>> start
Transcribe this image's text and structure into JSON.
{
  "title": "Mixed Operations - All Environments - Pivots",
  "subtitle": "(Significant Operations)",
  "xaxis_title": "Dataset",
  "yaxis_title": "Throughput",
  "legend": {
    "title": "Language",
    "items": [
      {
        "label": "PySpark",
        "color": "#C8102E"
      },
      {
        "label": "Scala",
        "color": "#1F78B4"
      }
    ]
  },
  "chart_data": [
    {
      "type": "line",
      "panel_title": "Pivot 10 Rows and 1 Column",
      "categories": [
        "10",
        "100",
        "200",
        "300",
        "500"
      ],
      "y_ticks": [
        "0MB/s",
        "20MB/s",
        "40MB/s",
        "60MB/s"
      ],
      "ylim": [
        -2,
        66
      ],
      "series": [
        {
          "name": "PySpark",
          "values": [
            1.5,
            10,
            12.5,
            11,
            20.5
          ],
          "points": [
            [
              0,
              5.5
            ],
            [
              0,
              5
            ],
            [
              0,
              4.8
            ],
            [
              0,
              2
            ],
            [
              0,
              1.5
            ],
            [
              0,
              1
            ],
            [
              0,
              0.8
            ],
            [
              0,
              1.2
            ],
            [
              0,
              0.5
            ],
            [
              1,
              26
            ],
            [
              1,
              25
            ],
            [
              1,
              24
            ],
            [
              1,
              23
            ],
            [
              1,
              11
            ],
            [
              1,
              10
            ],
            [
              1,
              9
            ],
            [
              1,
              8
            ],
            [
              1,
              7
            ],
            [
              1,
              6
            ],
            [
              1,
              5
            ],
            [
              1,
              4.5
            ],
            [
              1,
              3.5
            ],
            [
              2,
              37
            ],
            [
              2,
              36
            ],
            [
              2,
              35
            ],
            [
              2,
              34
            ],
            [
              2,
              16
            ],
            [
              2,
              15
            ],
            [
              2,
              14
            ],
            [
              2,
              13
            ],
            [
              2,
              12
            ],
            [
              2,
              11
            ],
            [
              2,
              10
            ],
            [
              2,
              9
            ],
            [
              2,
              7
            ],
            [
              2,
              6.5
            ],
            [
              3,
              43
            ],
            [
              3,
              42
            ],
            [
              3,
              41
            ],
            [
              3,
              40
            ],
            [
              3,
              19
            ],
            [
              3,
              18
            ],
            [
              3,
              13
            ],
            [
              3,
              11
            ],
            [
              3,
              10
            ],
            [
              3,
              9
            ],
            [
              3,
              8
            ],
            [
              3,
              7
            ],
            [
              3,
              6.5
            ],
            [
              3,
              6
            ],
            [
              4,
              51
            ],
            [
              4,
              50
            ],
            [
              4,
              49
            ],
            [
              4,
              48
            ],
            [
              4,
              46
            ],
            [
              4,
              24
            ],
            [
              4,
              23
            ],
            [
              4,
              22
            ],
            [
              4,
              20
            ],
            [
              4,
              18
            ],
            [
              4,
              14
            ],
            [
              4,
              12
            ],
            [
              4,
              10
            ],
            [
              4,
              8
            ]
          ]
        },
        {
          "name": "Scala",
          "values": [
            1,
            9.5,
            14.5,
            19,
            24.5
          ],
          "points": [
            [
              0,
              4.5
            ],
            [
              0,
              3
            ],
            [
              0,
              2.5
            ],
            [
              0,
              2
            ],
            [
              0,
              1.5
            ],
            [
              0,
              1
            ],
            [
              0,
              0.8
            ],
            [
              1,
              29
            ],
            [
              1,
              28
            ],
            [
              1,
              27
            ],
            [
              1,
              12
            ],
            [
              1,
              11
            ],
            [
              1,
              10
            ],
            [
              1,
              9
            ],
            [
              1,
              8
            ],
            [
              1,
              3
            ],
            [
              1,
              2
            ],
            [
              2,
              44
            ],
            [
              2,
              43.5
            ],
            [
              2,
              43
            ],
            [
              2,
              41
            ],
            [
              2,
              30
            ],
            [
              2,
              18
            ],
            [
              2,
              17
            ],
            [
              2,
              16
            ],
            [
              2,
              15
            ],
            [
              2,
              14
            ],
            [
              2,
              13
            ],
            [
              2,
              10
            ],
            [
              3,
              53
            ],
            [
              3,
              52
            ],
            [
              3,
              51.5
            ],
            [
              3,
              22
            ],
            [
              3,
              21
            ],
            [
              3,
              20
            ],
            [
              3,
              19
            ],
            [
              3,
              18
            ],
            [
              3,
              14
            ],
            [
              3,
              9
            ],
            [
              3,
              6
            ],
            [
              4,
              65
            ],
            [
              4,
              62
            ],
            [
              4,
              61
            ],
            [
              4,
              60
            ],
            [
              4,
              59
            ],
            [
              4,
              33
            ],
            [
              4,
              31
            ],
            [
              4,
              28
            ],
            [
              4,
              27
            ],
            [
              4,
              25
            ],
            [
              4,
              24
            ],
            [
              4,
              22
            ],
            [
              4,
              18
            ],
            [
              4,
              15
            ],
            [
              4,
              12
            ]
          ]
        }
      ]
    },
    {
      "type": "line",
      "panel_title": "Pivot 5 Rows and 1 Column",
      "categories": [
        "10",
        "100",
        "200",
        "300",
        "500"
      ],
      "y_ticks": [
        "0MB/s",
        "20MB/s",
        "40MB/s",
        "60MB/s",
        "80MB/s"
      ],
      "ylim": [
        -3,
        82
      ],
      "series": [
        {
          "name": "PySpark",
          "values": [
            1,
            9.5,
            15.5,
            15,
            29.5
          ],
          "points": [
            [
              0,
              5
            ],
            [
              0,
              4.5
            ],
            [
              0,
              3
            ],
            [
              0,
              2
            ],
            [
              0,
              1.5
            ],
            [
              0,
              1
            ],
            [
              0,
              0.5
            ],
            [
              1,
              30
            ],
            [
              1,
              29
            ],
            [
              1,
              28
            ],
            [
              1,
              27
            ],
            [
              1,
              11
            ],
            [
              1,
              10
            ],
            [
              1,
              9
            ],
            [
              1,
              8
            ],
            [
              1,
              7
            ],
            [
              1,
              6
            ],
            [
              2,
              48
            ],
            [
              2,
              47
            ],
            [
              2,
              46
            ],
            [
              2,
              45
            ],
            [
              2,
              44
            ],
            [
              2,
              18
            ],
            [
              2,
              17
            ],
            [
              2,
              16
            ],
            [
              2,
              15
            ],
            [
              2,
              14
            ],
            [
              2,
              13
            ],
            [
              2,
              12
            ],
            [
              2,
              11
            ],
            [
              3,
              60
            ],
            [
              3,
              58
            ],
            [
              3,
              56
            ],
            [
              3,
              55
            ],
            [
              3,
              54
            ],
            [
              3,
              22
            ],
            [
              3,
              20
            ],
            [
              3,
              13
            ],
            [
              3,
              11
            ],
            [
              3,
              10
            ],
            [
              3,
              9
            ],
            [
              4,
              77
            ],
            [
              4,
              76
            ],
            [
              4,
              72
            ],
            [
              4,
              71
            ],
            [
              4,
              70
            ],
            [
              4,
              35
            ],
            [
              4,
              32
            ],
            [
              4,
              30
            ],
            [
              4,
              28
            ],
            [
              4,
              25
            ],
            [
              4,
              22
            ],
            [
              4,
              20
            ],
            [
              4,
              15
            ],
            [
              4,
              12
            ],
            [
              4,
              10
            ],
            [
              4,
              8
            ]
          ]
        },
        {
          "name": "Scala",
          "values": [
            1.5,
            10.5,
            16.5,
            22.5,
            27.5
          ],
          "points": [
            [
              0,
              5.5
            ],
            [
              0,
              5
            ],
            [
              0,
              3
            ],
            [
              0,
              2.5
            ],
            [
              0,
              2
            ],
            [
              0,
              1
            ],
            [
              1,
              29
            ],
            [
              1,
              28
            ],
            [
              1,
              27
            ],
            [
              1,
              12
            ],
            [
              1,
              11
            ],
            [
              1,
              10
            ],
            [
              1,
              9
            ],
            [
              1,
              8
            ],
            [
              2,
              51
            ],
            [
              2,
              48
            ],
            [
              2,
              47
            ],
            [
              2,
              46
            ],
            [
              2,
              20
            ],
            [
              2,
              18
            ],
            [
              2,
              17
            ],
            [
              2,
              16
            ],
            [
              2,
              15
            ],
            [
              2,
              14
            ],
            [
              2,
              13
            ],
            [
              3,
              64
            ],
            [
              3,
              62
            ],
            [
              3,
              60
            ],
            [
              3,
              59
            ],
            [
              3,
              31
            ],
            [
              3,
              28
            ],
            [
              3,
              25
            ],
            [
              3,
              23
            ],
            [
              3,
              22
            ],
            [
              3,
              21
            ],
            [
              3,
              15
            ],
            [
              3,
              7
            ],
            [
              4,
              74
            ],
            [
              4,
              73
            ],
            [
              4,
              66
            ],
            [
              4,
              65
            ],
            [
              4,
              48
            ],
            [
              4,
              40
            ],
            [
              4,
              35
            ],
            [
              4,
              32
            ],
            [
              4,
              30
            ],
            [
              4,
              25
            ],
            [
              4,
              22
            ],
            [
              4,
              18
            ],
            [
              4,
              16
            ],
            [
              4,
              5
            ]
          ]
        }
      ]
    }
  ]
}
>> end
### DIRECTION
Go through the listing above and locate each line that holds the word "Operations". Copy those lines.

### REPLY TO THE EXERCISE
  "title": "Mixed Operations - All Environments - Pivots",
  "subtitle": "(Significant Operations)",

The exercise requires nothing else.